SET EXERCISE: Every entry must be repeated exactly. Exclude all pictures.

(Dataset items)
begin

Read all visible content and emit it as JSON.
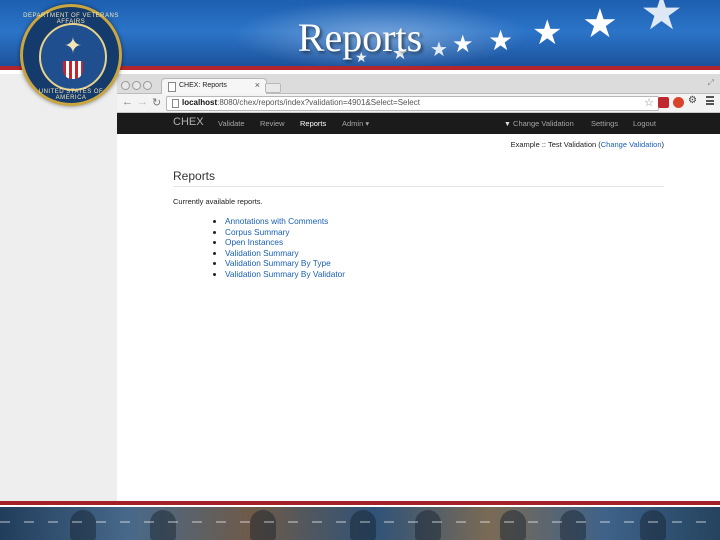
{
  "slide": {
    "title": "Reports"
  },
  "seal": {
    "top_text": "DEPARTMENT OF VETERANS AFFAIRS",
    "bottom_text": "UNITED STATES OF AMERICA"
  },
  "browser": {
    "tab_title": "CHEX: Reports",
    "url_host": "localhost",
    "url_path": ":8080/chex/reports/index?validation=4901&Select=Select"
  },
  "navbar": {
    "brand": "CHEX",
    "validate": "Validate",
    "review": "Review",
    "reports": "Reports",
    "admin": "Admin ▾",
    "change_validation": "Change Validation",
    "settings": "Settings",
    "logout": "Logout"
  },
  "page": {
    "context_prefix": "Example :: Test Validation (",
    "context_link": "Change Validation",
    "context_suffix": ")",
    "heading": "Reports",
    "intro": "Currently available reports.",
    "reports": [
      "Annotations with Comments",
      "Corpus Summary",
      "Open Instances",
      "Validation Summary",
      "Validation Summary By Type",
      "Validation Summary By Validator"
    ]
  },
  "colors": {
    "slide_blue": "#1d5fb0",
    "stripe_red": "#b3262d",
    "navbar_bg": "#1b1b1b",
    "link_blue": "#1a5fb4"
  },
  "icons": {
    "back": "arrow-left-icon",
    "forward": "arrow-right-icon",
    "reload": "reload-icon",
    "bookmark": "star-icon",
    "menu": "hamburger-menu-icon"
  }
}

end

WRITTEN SOLUTION:
Read all visible content and emit it as JSON.
{
  "slide": {
    "title": "Reports"
  },
  "seal": {
    "top_text": "DEPARTMENT OF VETERANS AFFAIRS",
    "bottom_text": "UNITED STATES OF AMERICA"
  },
  "browser": {
    "tab_title": "CHEX: Reports",
    "url_host": "localhost",
    "url_path": ":8080/chex/reports/index?validation=4901&Select=Select"
  },
  "navbar": {
    "brand": "CHEX",
    "validate": "Validate",
    "review": "Review",
    "reports": "Reports",
    "admin": "Admin ▾",
    "change_validation": "Change Validation",
    "settings": "Settings",
    "logout": "Logout"
  },
  "page": {
    "context_prefix": "Example :: Test Validation (",
    "context_link": "Change Validation",
    "context_suffix": ")",
    "heading": "Reports",
    "intro": "Currently available reports.",
    "reports": [
      "Annotations with Comments",
      "Corpus Summary",
      "Open Instances",
      "Validation Summary",
      "Validation Summary By Type",
      "Validation Summary By Validator"
    ]
  },
  "colors": {
    "slide_blue": "#1d5fb0",
    "stripe_red": "#b3262d",
    "navbar_bg": "#1b1b1b",
    "link_blue": "#1a5fb4"
  },
  "icons": {
    "back": "arrow-left-icon",
    "forward": "arrow-right-icon",
    "reload": "reload-icon",
    "bookmark": "star-icon",
    "menu": "hamburger-menu-icon"
  }
}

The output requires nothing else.